Tally how many lines include "series". The number is the whole answer.

====

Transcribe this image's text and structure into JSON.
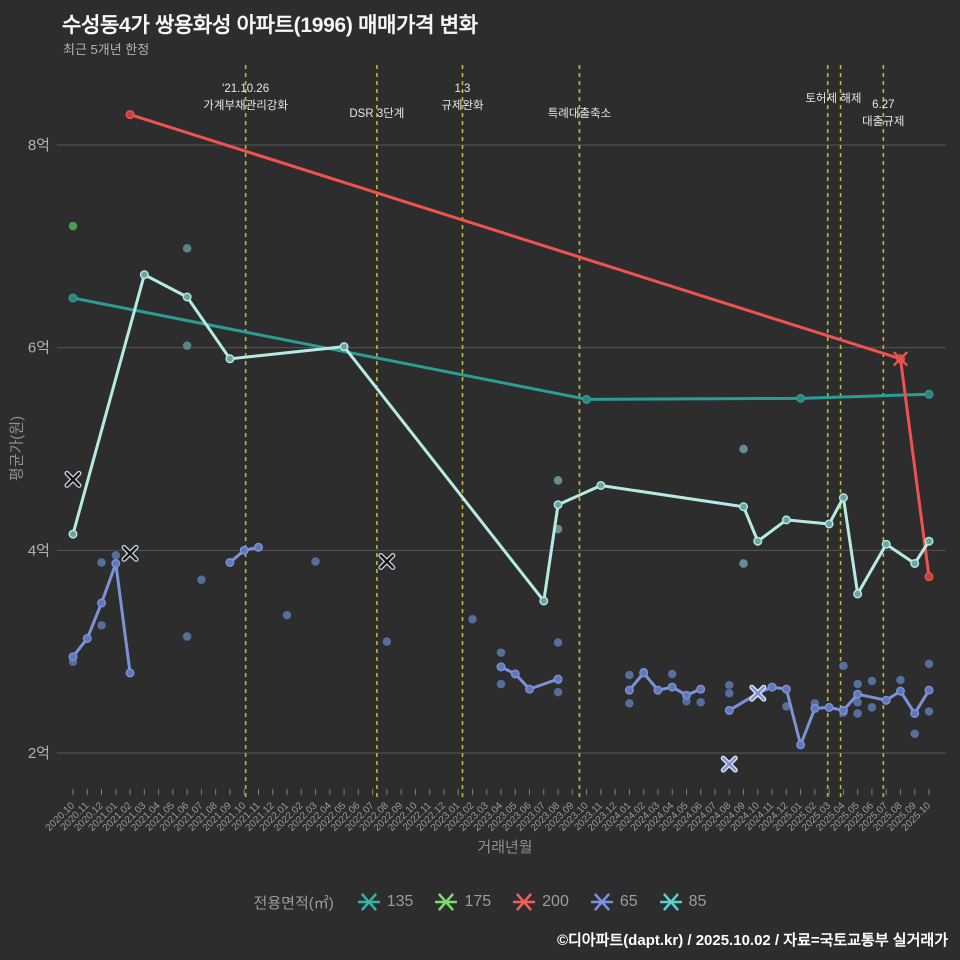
{
  "header": {
    "title": "수성동4가 쌍용화성 아파트(1996) 매매가격 변화",
    "subtitle": "최근 5개년 한정"
  },
  "footer": {
    "credit": "©디아파트(dapt.kr) / 2025.10.02 / 자료=국토교통부 실거래가"
  },
  "legend": {
    "title": "전용면적(㎡)",
    "items": [
      {
        "label": "135",
        "color": "#36b3a8"
      },
      {
        "label": "175",
        "color": "#7bdc6a"
      },
      {
        "label": "200",
        "color": "#f1605c"
      },
      {
        "label": "65",
        "color": "#7b90e0"
      },
      {
        "label": "85",
        "color": "#5ad1cc"
      }
    ]
  },
  "chart_data": {
    "type": "line",
    "title": "수성동4가 쌍용화성 아파트(1996) 매매가격 변화",
    "xlabel": "거래년월",
    "ylabel": "평균가(원)",
    "unit": "억",
    "grid": true,
    "ylim": [
      1.63,
      8.79
    ],
    "y_ticks": [
      {
        "label": "2억",
        "value": 2
      },
      {
        "label": "4억",
        "value": 4
      },
      {
        "label": "6억",
        "value": 6
      },
      {
        "label": "8억",
        "value": 8
      }
    ],
    "x_categories": [
      "2020.10",
      "2020.11",
      "2020.12",
      "2021.01",
      "2021.02",
      "2021.03",
      "2021.04",
      "2021.05",
      "2021.06",
      "2021.07",
      "2021.08",
      "2021.09",
      "2021.10",
      "2021.11",
      "2021.12",
      "2022.01",
      "2022.02",
      "2022.03",
      "2022.04",
      "2022.05",
      "2022.06",
      "2022.07",
      "2022.08",
      "2022.09",
      "2022.10",
      "2022.11",
      "2022.12",
      "2023.01",
      "2023.02",
      "2023.03",
      "2023.04",
      "2023.05",
      "2023.06",
      "2023.07",
      "2023.08",
      "2023.09",
      "2023.10",
      "2023.11",
      "2023.12",
      "2024.01",
      "2024.02",
      "2024.03",
      "2024.04",
      "2024.05",
      "2024.06",
      "2024.07",
      "2024.08",
      "2024.09",
      "2024.10",
      "2024.11",
      "2024.12",
      "2025.01",
      "2025.02",
      "2025.03",
      "2025.04",
      "2025.05",
      "2025.06",
      "2025.07",
      "2025.08",
      "2025.09",
      "2025.10"
    ],
    "series": [
      {
        "name": "135",
        "color": "#2a9d95",
        "dot_color": "#2f837c",
        "width": 3,
        "segments": [
          [
            [
              "2020.10",
              6.49
            ],
            [
              "2023.10",
              5.49
            ],
            [
              "2025.01",
              5.5
            ],
            [
              "2025.10",
              5.54
            ]
          ]
        ]
      },
      {
        "name": "175",
        "color": "#7bdc6a",
        "dot_color": "#52ab54",
        "width": 3,
        "segments": []
      },
      {
        "name": "200",
        "color": "#ee534f",
        "dot_color": "#c0413f",
        "width": 3,
        "segments": [
          [
            [
              "2021.02",
              8.3
            ],
            [
              "2025.08",
              5.89
            ],
            [
              "2025.10",
              3.74
            ]
          ]
        ]
      },
      {
        "name": "65",
        "color": "#7d92d6",
        "dot_color": "#5f78b8",
        "width": 3,
        "segments": [
          [
            [
              "2020.10",
              2.95
            ],
            [
              "2020.11",
              3.13
            ],
            [
              "2020.12",
              3.48
            ],
            [
              "2021.01",
              3.87
            ],
            [
              "2021.02",
              2.79
            ]
          ],
          [
            [
              "2021.09",
              3.88
            ],
            [
              "2021.10",
              4.0
            ],
            [
              "2021.11",
              4.03
            ]
          ],
          [
            [
              "2023.04",
              2.85
            ],
            [
              "2023.05",
              2.78
            ],
            [
              "2023.06",
              2.63
            ],
            [
              "2023.08",
              2.73
            ]
          ],
          [
            [
              "2024.01",
              2.62
            ],
            [
              "2024.02",
              2.79
            ],
            [
              "2024.03",
              2.62
            ],
            [
              "2024.04",
              2.65
            ],
            [
              "2024.05",
              2.57
            ],
            [
              "2024.06",
              2.63
            ]
          ],
          [
            [
              "2024.08",
              2.42
            ],
            [
              "2024.10",
              2.59
            ],
            [
              "2024.11",
              2.65
            ],
            [
              "2024.12",
              2.63
            ],
            [
              "2025.01",
              2.08
            ],
            [
              "2025.02",
              2.44
            ],
            [
              "2025.03",
              2.45
            ],
            [
              "2025.04",
              2.42
            ],
            [
              "2025.05",
              2.58
            ],
            [
              "2025.07",
              2.52
            ],
            [
              "2025.08",
              2.61
            ],
            [
              "2025.09",
              2.39
            ],
            [
              "2025.10",
              2.62
            ]
          ]
        ]
      },
      {
        "name": "85",
        "color": "#b6ebe4",
        "dot_color": "#6fa0a3",
        "width": 3,
        "segments": [
          [
            [
              "2020.10",
              4.16
            ],
            [
              "2021.03",
              6.72
            ],
            [
              "2021.06",
              6.5
            ],
            [
              "2021.09",
              5.89
            ],
            [
              "2022.05",
              6.01
            ],
            [
              "2023.07",
              3.5
            ],
            [
              "2023.08",
              4.45
            ],
            [
              "2023.11",
              4.64
            ],
            [
              "2024.09",
              4.43
            ],
            [
              "2024.10",
              4.09
            ],
            [
              "2024.12",
              4.3
            ],
            [
              "2025.03",
              4.26
            ],
            [
              "2025.04",
              4.52
            ],
            [
              "2025.05",
              3.57
            ],
            [
              "2025.07",
              4.06
            ],
            [
              "2025.09",
              3.87
            ],
            [
              "2025.10",
              4.09
            ]
          ]
        ]
      }
    ],
    "scatter": [
      {
        "series": "65",
        "color": "#5b79a8",
        "points": [
          [
            "2020.10",
            2.9
          ],
          [
            "2020.12",
            3.88
          ],
          [
            "2020.12",
            3.26
          ],
          [
            "2021.01",
            3.95
          ],
          [
            "2021.06",
            3.15
          ],
          [
            "2021.07",
            3.71
          ],
          [
            "2022.01",
            3.36
          ],
          [
            "2022.03",
            3.89
          ],
          [
            "2022.08",
            3.1
          ],
          [
            "2023.02",
            3.32
          ],
          [
            "2023.04",
            2.99
          ],
          [
            "2023.04",
            2.68
          ],
          [
            "2023.08",
            3.09
          ],
          [
            "2023.08",
            2.72
          ],
          [
            "2023.08",
            2.6
          ],
          [
            "2024.01",
            2.77
          ],
          [
            "2024.01",
            2.49
          ],
          [
            "2024.02",
            2.8
          ],
          [
            "2024.04",
            2.78
          ],
          [
            "2024.05",
            2.51
          ],
          [
            "2024.06",
            2.5
          ],
          [
            "2024.08",
            2.67
          ],
          [
            "2024.08",
            2.59
          ],
          [
            "2024.12",
            2.46
          ],
          [
            "2025.02",
            2.49
          ],
          [
            "2025.04",
            2.86
          ],
          [
            "2025.04",
            2.4
          ],
          [
            "2025.05",
            2.68
          ],
          [
            "2025.05",
            2.5
          ],
          [
            "2025.05",
            2.39
          ],
          [
            "2025.06",
            2.71
          ],
          [
            "2025.06",
            2.45
          ],
          [
            "2025.08",
            2.72
          ],
          [
            "2025.09",
            2.19
          ],
          [
            "2025.10",
            2.88
          ],
          [
            "2025.10",
            2.41
          ]
        ]
      },
      {
        "series": "135",
        "color": "#5f8f94",
        "points": [
          [
            "2021.06",
            6.98
          ],
          [
            "2021.06",
            6.02
          ]
        ]
      },
      {
        "series": "85",
        "color": "#6f9aa4",
        "points": [
          [
            "2023.08",
            4.69
          ],
          [
            "2023.08",
            4.21
          ],
          [
            "2024.09",
            5.0
          ],
          [
            "2024.09",
            3.87
          ]
        ]
      },
      {
        "series": "175",
        "color": "#52ab54",
        "points": [
          [
            "2020.10",
            7.2
          ]
        ]
      }
    ],
    "cancelled_x": [
      {
        "color": "#14141f",
        "halo": "#cfd2d8",
        "points": [
          [
            "2020.10",
            4.7
          ],
          [
            "2021.02",
            3.97
          ],
          [
            "2022.08",
            3.89
          ]
        ]
      },
      {
        "color": "#7d92d6",
        "halo": "#e3e7f2",
        "points": [
          [
            "2024.08",
            1.89
          ],
          [
            "2024.10",
            2.59
          ]
        ]
      },
      {
        "color": "#ee534f",
        "halo": "",
        "points": [
          [
            "2025.08",
            5.89
          ]
        ]
      }
    ],
    "vlines": [
      {
        "xm": 12.1
      },
      {
        "xm": 21.3
      },
      {
        "xm": 27.3
      },
      {
        "xm": 35.5
      },
      {
        "xm": 52.9
      },
      {
        "xm": 53.8
      },
      {
        "xm": 56.8
      }
    ],
    "vline_labels": [
      {
        "xm": 12.1,
        "ty": 92,
        "lines": [
          "'21.10.26",
          "가계부채관리강화"
        ]
      },
      {
        "xm": 21.3,
        "ty": 117,
        "lines": [
          "DSR 3단계"
        ]
      },
      {
        "xm": 27.3,
        "ty": 92,
        "lines": [
          "1.3",
          "규제완화"
        ]
      },
      {
        "xm": 35.5,
        "ty": 117,
        "lines": [
          "특례대출축소"
        ]
      },
      {
        "xm": 53.3,
        "ty": 102,
        "lines": [
          "토허제 해제"
        ]
      },
      {
        "xm": 56.8,
        "ty": 108,
        "lines": [
          "6.27",
          "대출규제"
        ]
      }
    ],
    "style": {
      "bg": "#2d2d2d",
      "grid_color": "#565656",
      "tick_color": "#7d7d7d",
      "x_tick_text": "#9b9b9b",
      "y_tick_text": "#b3b3b3",
      "vline_color": "#babd2b",
      "annotation_text": "#e6e6e6"
    }
  }
}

====

• **Task response**: 5